PROBLEM> Copy every line of the material below word for word.

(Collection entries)
•••

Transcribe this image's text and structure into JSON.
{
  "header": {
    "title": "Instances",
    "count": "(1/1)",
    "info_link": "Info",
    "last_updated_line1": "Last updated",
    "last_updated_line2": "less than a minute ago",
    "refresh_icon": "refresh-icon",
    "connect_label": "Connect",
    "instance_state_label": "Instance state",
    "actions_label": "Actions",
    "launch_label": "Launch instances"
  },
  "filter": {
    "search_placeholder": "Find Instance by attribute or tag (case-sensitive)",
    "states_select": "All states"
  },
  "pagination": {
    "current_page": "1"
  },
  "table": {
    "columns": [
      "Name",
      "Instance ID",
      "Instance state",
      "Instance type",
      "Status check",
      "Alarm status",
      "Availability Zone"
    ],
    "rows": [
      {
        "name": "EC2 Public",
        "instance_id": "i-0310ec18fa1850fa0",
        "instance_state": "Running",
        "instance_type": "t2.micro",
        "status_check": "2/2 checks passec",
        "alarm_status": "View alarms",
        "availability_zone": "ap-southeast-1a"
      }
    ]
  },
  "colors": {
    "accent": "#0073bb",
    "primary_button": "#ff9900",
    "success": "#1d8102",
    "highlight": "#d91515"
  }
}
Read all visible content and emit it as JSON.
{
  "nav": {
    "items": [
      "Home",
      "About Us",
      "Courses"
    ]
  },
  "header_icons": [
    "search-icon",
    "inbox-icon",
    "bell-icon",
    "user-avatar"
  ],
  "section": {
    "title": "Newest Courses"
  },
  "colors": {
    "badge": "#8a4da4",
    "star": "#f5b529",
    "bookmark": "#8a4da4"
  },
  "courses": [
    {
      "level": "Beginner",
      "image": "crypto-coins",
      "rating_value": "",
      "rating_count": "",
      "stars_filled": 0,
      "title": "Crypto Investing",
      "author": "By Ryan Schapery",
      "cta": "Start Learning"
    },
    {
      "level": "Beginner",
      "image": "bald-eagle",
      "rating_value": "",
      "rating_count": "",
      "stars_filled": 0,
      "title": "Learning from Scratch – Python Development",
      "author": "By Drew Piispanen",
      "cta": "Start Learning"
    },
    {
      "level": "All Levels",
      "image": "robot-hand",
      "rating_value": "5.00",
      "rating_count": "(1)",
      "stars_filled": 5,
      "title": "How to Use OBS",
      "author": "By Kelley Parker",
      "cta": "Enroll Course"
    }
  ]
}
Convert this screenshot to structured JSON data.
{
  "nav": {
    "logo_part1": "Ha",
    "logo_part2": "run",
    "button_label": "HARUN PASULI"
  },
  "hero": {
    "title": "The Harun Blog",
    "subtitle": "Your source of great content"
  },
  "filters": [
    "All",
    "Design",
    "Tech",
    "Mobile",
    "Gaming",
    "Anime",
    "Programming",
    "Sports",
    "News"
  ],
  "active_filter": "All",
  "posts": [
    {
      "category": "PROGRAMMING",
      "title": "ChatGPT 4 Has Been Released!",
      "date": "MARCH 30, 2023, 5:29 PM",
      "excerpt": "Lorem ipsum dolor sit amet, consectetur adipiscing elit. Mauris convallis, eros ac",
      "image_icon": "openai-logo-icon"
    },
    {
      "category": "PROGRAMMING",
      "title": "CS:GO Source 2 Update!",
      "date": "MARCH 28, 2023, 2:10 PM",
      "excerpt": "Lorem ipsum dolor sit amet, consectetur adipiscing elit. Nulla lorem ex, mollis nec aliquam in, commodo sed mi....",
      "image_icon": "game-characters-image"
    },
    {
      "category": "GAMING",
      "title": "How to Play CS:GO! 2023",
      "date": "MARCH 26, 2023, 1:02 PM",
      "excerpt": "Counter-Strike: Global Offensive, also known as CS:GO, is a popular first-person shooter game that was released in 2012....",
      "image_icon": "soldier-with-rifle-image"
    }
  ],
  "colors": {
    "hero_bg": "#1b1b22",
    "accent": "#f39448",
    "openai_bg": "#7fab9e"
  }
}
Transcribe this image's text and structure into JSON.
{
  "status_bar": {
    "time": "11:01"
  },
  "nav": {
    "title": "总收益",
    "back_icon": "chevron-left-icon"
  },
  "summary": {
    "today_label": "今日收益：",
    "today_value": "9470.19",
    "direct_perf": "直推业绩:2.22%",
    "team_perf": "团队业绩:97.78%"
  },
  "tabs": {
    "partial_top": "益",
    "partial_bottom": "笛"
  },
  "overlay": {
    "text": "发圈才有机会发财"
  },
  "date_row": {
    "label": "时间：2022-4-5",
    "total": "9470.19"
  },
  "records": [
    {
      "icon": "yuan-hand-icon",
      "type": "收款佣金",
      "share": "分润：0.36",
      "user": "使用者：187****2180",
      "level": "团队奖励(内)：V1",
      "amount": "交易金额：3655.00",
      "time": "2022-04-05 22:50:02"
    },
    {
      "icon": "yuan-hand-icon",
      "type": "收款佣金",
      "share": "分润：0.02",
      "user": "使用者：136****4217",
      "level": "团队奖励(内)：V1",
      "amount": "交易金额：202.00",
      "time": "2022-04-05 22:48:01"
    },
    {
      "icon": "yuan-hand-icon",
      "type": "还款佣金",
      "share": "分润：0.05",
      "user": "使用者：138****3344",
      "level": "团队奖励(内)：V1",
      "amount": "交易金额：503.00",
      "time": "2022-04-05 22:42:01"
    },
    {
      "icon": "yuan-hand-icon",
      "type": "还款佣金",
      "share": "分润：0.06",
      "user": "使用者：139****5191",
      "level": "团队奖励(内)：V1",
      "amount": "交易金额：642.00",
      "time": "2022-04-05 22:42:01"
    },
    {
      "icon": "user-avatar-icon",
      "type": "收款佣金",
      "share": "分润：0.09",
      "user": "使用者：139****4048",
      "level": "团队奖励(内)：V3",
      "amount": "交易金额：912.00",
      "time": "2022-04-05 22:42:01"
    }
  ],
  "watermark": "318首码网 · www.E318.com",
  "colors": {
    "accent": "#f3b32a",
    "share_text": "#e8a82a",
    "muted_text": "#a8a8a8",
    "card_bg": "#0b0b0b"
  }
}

•••

REPLY>
Transcribe this image's text and structure into JSON.
{
  "header": {
    "title": "Instances",
    "count": "(1/1)",
    "info_link": "Info",
    "last_updated_line1": "Last updated",
    "last_updated_line2": "less than a minute ago",
    "refresh_icon": "refresh-icon",
    "connect_label": "Connect",
    "instance_state_label": "Instance state",
    "actions_label": "Actions",
    "launch_label": "Launch instances"
  },
  "filter": {
    "search_placeholder": "Find Instance by attribute or tag (case-sensitive)",
    "states_select": "All states"
  },
  "pagination": {
    "current_page": "1"
  },
  "table": {
    "columns": [
      "Name",
      "Instance ID",
      "Instance state",
      "Instance type",
      "Status check",
      "Alarm status",
      "Availability Zone"
    ],
    "rows": [
      {
        "name": "EC2 Public",
        "instance_id": "i-0310ec18fa1850fa0",
        "instance_state": "Running",
        "instance_type": "t2.micro",
        "status_check": "2/2 checks passec",
        "alarm_status": "View alarms",
        "availability_zone": "ap-southeast-1a"
      }
    ]
  },
  "colors": {
    "accent": "#0073bb",
    "primary_button": "#ff9900",
    "success": "#1d8102",
    "highlight": "#d91515"
  }
}
Read all visible content and emit it as JSON.
{
  "nav": {
    "items": [
      "Home",
      "About Us",
      "Courses"
    ]
  },
  "header_icons": [
    "search-icon",
    "inbox-icon",
    "bell-icon",
    "user-avatar"
  ],
  "section": {
    "title": "Newest Courses"
  },
  "colors": {
    "badge": "#8a4da4",
    "star": "#f5b529",
    "bookmark": "#8a4da4"
  },
  "courses": [
    {
      "level": "Beginner",
      "image": "crypto-coins",
      "rating_value": "",
      "rating_count": "",
      "stars_filled": 0,
      "title": "Crypto Investing",
      "author": "By Ryan Schapery",
      "cta": "Start Learning"
    },
    {
      "level": "Beginner",
      "image": "bald-eagle",
      "rating_value": "",
      "rating_count": "",
      "stars_filled": 0,
      "title": "Learning from Scratch – Python Development",
      "author": "By Drew Piispanen",
      "cta": "Start Learning"
    },
    {
      "level": "All Levels",
      "image": "robot-hand",
      "rating_value": "5.00",
      "rating_count": "(1)",
      "stars_filled": 5,
      "title": "How to Use OBS",
      "author": "By Kelley Parker",
      "cta": "Enroll Course"
    }
  ]
}
Convert this screenshot to structured JSON data.
{
  "nav": {
    "logo_part1": "Ha",
    "logo_part2": "run",
    "button_label": "HARUN PASULI"
  },
  "hero": {
    "title": "The Harun Blog",
    "subtitle": "Your source of great content"
  },
  "filters": [
    "All",
    "Design",
    "Tech",
    "Mobile",
    "Gaming",
    "Anime",
    "Programming",
    "Sports",
    "News"
  ],
  "active_filter": "All",
  "posts": [
    {
      "category": "PROGRAMMING",
      "title": "ChatGPT 4 Has Been Released!",
      "date": "MARCH 30, 2023, 5:29 PM",
      "excerpt": "Lorem ipsum dolor sit amet, consectetur adipiscing elit. Mauris convallis, eros ac",
      "image_icon": "openai-logo-icon"
    },
    {
      "category": "PROGRAMMING",
      "title": "CS:GO Source 2 Update!",
      "date": "MARCH 28, 2023, 2:10 PM",
      "excerpt": "Lorem ipsum dolor sit amet, consectetur adipiscing elit. Nulla lorem ex, mollis nec aliquam in, commodo sed mi....",
      "image_icon": "game-characters-image"
    },
    {
      "category": "GAMING",
      "title": "How to Play CS:GO! 2023",
      "date": "MARCH 26, 2023, 1:02 PM",
      "excerpt": "Counter-Strike: Global Offensive, also known as CS:GO, is a popular first-person shooter game that was released in 2012....",
      "image_icon": "soldier-with-rifle-image"
    }
  ],
  "colors": {
    "hero_bg": "#1b1b22",
    "accent": "#f39448",
    "openai_bg": "#7fab9e"
  }
}
Transcribe this image's text and structure into JSON.
{
  "status_bar": {
    "time": "11:01"
  },
  "nav": {
    "title": "总收益",
    "back_icon": "chevron-left-icon"
  },
  "summary": {
    "today_label": "今日收益：",
    "today_value": "9470.19",
    "direct_perf": "直推业绩:2.22%",
    "team_perf": "团队业绩:97.78%"
  },
  "tabs": {
    "partial_top": "益",
    "partial_bottom": "笛"
  },
  "overlay": {
    "text": "发圈才有机会发财"
  },
  "date_row": {
    "label": "时间：2022-4-5",
    "total": "9470.19"
  },
  "records": [
    {
      "icon": "yuan-hand-icon",
      "type": "收款佣金",
      "share": "分润：0.36",
      "user": "使用者：187****2180",
      "level": "团队奖励(内)：V1",
      "amount": "交易金额：3655.00",
      "time": "2022-04-05 22:50:02"
    },
    {
      "icon": "yuan-hand-icon",
      "type": "收款佣金",
      "share": "分润：0.02",
      "user": "使用者：136****4217",
      "level": "团队奖励(内)：V1",
      "amount": "交易金额：202.00",
      "time": "2022-04-05 22:48:01"
    },
    {
      "icon": "yuan-hand-icon",
      "type": "还款佣金",
      "share": "分润：0.05",
      "user": "使用者：138****3344",
      "level": "团队奖励(内)：V1",
      "amount": "交易金额：503.00",
      "time": "2022-04-05 22:42:01"
    },
    {
      "icon": "yuan-hand-icon",
      "type": "还款佣金",
      "share": "分润：0.06",
      "user": "使用者：139****5191",
      "level": "团队奖励(内)：V1",
      "amount": "交易金额：642.00",
      "time": "2022-04-05 22:42:01"
    },
    {
      "icon": "user-avatar-icon",
      "type": "收款佣金",
      "share": "分润：0.09",
      "user": "使用者：139****4048",
      "level": "团队奖励(内)：V3",
      "amount": "交易金额：912.00",
      "time": "2022-04-05 22:42:01"
    }
  ],
  "watermark": "318首码网 · www.E318.com",
  "colors": {
    "accent": "#f3b32a",
    "share_text": "#e8a82a",
    "muted_text": "#a8a8a8",
    "card_bg": "#0b0b0b"
  }
}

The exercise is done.